▶ _Problem details_: Recast the part of the listing that opens with the line containing "- nav-rent[interactable]: Rent: [89, 13, 103, 20]" and closes with the line containing "- nav-buy[interactable]: Buy: [66, 13, 77, 20]" as a Markdown table with the columns Row and Line. Number each row and leave out blank lines.

»»

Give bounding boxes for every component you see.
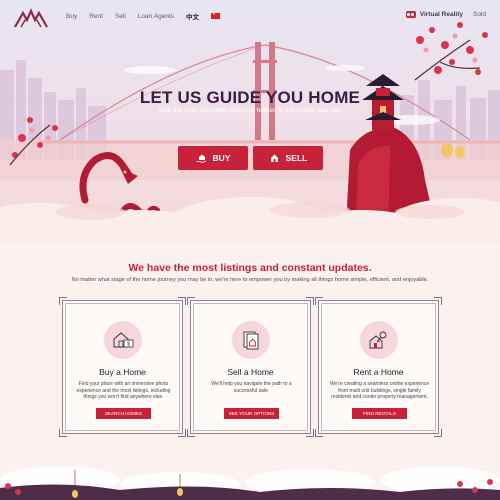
- nav-rent[interactable]: Rent: [89, 13, 103, 20]
- house-money-icon: $: [104, 321, 142, 359]
- card-title: Rent a Home: [353, 367, 404, 377]
- nav-chinese[interactable]: 中文: [186, 11, 199, 21]
- hand-house-icon: [196, 154, 206, 163]
- rent-a-home-card: Rent a Home We're creating a seamless on…: [315, 297, 442, 437]
- content-subtitle: No matter what stage of the home journey…: [71, 277, 429, 283]
- buy-a-home-card: $ Buy a Home Find your place with an imm…: [59, 297, 186, 437]
- svg-text:$: $: [127, 342, 130, 348]
- virtual-reality-link[interactable]: Virtual Reality: [405, 11, 463, 18]
- nav-buy[interactable]: Buy: [66, 13, 77, 20]
- hero-subtitle: With the most complete source of homes &…: [158, 107, 342, 114]
- see-your-options-button[interactable]: SEE YOUR OPTIONS: [224, 408, 279, 419]
- card-text: We'll help you navigate the path to a su…: [211, 381, 292, 394]
- card-text: We're creating a seamless online experie…: [329, 381, 430, 400]
- sell-button[interactable]: SELL: [253, 146, 323, 170]
- nav-sold[interactable]: Sold: [473, 11, 486, 18]
- card-title: Buy a Home: [99, 367, 146, 377]
- content-title: We have the most listings and constant u…: [128, 262, 372, 274]
- sell-button-label: SELL: [285, 153, 308, 163]
- buy-button[interactable]: BUY: [178, 146, 248, 170]
- china-flag-icon[interactable]: [210, 11, 220, 19]
- card-title: Sell a Home: [227, 367, 274, 377]
- logo-icon[interactable]: [14, 8, 48, 28]
- find-rentals-button[interactable]: FIND RENTALS: [352, 408, 407, 419]
- house-tag-icon: [270, 154, 278, 162]
- top-nav: Buy Rent Sell Loan Agents 中文 Virtual Rea…: [0, 0, 500, 32]
- vr-headset-icon: [405, 11, 416, 18]
- hero-illustration: [0, 22, 500, 245]
- nav-loan-agents[interactable]: Loan Agents: [138, 13, 174, 20]
- hero-section: Buy Rent Sell Loan Agents 中文 Virtual Rea…: [0, 0, 500, 245]
- footer-illustration: [0, 466, 500, 500]
- buy-button-label: BUY: [212, 153, 231, 163]
- card-text: Find your place with an immersive photo …: [76, 381, 171, 400]
- house-document-icon: [232, 321, 270, 359]
- hero-title: LET US GUIDE YOU HOME: [139, 88, 361, 107]
- virtual-reality-label: Virtual Reality: [419, 11, 463, 18]
- sell-a-home-card: Sell a Home We'll help you navigate the …: [187, 297, 314, 437]
- nav-sell[interactable]: Sell: [115, 13, 126, 20]
- house-key-icon: [360, 321, 398, 359]
- search-homes-button[interactable]: SEARCH HOMES: [96, 408, 151, 419]
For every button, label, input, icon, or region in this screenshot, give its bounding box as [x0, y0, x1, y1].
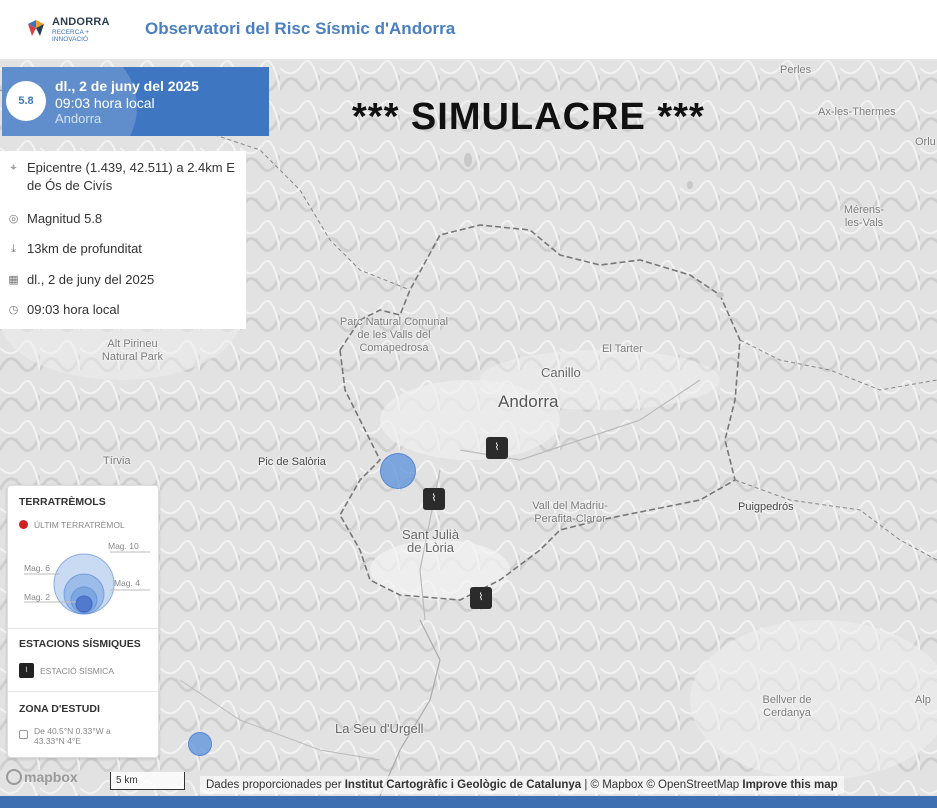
seismic-station-icon: ⌇: [19, 663, 34, 678]
andorra-recerca-logo[interactable]: ANDORRA RECERCA + INNOVACIÓ: [26, 14, 109, 46]
logo-mark-icon: [28, 20, 44, 36]
place-orlu: Orlu: [915, 136, 936, 148]
map-legend: TERRATRÈMOLS ÚLTIM TERRATRÈMOL Mag. 10 M…: [7, 485, 159, 758]
event-date: dl., 2 de juny del 2025: [55, 78, 199, 94]
place-tirvia: Tírvia: [103, 455, 131, 467]
event-card[interactable]: 5.8 dl., 2 de juny del 2025 09:03 hora l…: [2, 67, 269, 136]
place-parc-natural: Parc Natural Comunal de les Valls del Co…: [339, 316, 449, 354]
logo-title: ANDORRA: [52, 16, 110, 28]
legend-zone-title: ZONA D'ESTUDI: [19, 703, 100, 715]
magnitude-badge: 5.8: [6, 81, 46, 121]
place-pic-saloria: Pic de Salòria: [258, 456, 326, 468]
attribution-prefix: Dades proporcionades per: [206, 779, 342, 791]
place-perles: Perles: [780, 64, 812, 76]
event-time: 09:03 hora local: [55, 95, 155, 111]
clock-icon: ◷: [8, 303, 19, 316]
logo-subtitle: RECERCA + INNOVACIÓ: [52, 29, 90, 43]
legend-last-quake: ÚLTIM TERRATRÈMOL: [34, 520, 125, 530]
location-pin-icon: ⌖: [10, 161, 17, 174]
legend-mag-4: Mag. 4: [114, 578, 140, 588]
header: ANDORRA RECERCA + INNOVACIÓ Observatori …: [0, 0, 937, 60]
depth-text: 13km de profunditat: [27, 241, 142, 256]
zone-checkbox[interactable]: [19, 730, 28, 739]
attribution-rest[interactable]: | © Mapbox © OpenStreetMap: [584, 779, 739, 791]
calendar-icon: ▦: [8, 273, 19, 286]
place-sant-julia: Sant Julià de Lòria: [401, 527, 460, 555]
legend-station-label: ESTACIÓ SÍSMICA: [40, 666, 114, 676]
map-scale-bar: 5 km: [110, 772, 185, 790]
magnitude-text: Magnitud 5.8: [27, 211, 103, 226]
footer-bar: [0, 796, 937, 808]
seismic-station-marker[interactable]: ⌇: [486, 437, 508, 459]
map-attribution: Dades proporcionades per Institut Cartog…: [200, 776, 844, 794]
earthquake-marker[interactable]: [188, 732, 212, 756]
place-puigpedros: Puigpedrós: [738, 501, 794, 513]
place-ax-les-thermes: Ax-les-Thermes: [818, 106, 896, 118]
legend-divider: [8, 628, 158, 629]
target-icon: ◎: [8, 212, 19, 225]
mapbox-logo[interactable]: mapbox: [6, 769, 78, 785]
epicentre-text: Epicentre (1.439, 42.511) a 2.4km E de Ó…: [27, 160, 235, 193]
place-el-tarter: El Tarter: [602, 343, 643, 355]
date-text: dl., 2 de juny del 2025: [27, 272, 155, 287]
improve-map-link[interactable]: Improve this map: [742, 779, 837, 791]
place-andorra: Andorra: [498, 392, 559, 411]
place-la-seu-urgell: La Seu d'Urgell: [335, 721, 424, 736]
site-title: Observatori del Risc Sísmic d'Andorra: [145, 19, 456, 38]
last-quake-dot-icon: [19, 520, 28, 529]
place-bellver: Bellver de Cerdanya: [762, 694, 812, 719]
place-canillo: Canillo: [541, 365, 581, 380]
mapbox-text: mapbox: [24, 769, 78, 785]
seismic-station-marker[interactable]: ⌇: [470, 587, 492, 609]
legend-zone-text: De 40.5°N 0.33°W a 43.33°N 4°E: [34, 726, 111, 746]
simulation-banner: *** SIMULACRE ***: [352, 96, 705, 138]
legend-stations-title: ESTACIONS SÍSMIQUES: [19, 638, 141, 650]
mapbox-icon: [6, 769, 22, 785]
legend-mag-10: Mag. 10: [108, 541, 139, 551]
event-region: Andorra: [55, 111, 102, 126]
time-text: 09:03 hora local: [27, 302, 120, 317]
legend-mag-2: Mag. 2: [24, 592, 50, 602]
earthquake-epicentre-marker[interactable]: [380, 453, 416, 489]
event-details-panel: ⌖ Epicentre (1.439, 42.511) a 2.4km E de…: [0, 151, 246, 329]
place-merens: Mérens-les-Vals: [843, 204, 885, 229]
attribution-icgc-link[interactable]: Institut Cartogràfic i Geològic de Catal…: [345, 779, 581, 791]
depth-arrow-icon: ⤓: [11, 242, 16, 255]
legend-mag-6: Mag. 6: [24, 563, 50, 573]
place-vall-madriu: Vall del Madriu-Perafita-Claror: [532, 500, 608, 525]
legend-quakes-title: TERRATRÈMOLS: [19, 496, 106, 508]
place-alp: Alp: [915, 694, 931, 706]
seismic-station-marker[interactable]: ⌇: [423, 488, 445, 510]
legend-divider: [8, 691, 158, 692]
place-alt-pirineu: Alt Pirineu Natural Park: [101, 338, 164, 363]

««

▶ _Solved problem_:
| Row | Line |
|---|---|
| 1 | - nav-rent[interactable]: Rent: [89, 13, 103, 20] |
| 2 | - house-money-icon: $: [104, 321, 142, 359] |
| 3 | - card-title: Rent a Home: [353, 367, 404, 377] |
| 4 | - nav-chinese[interactable]: 中文: [186, 11, 199, 21] |
| 5 | - hand-house-icon: [196, 154, 206, 163] |
| 6 | - rent-a-home-card: Rent a Home We're creating a seamless on…: [315, 297, 442, 437] |
| 7 | - content-subtitle: No matter what stage of the home journey…: [71, 277, 429, 283] |
| 8 | - buy-a-home-card: $ Buy a Home Find your place with an imm…: [59, 297, 186, 437] |
| 9 | - svg-text:$: $: [127, 342, 130, 348] |
| 10 | - virtual-reality-link[interactable]: Virtual Reality: [405, 11, 463, 18] |
| 11 | - nav-buy[interactable]: Buy: [66, 13, 77, 20] |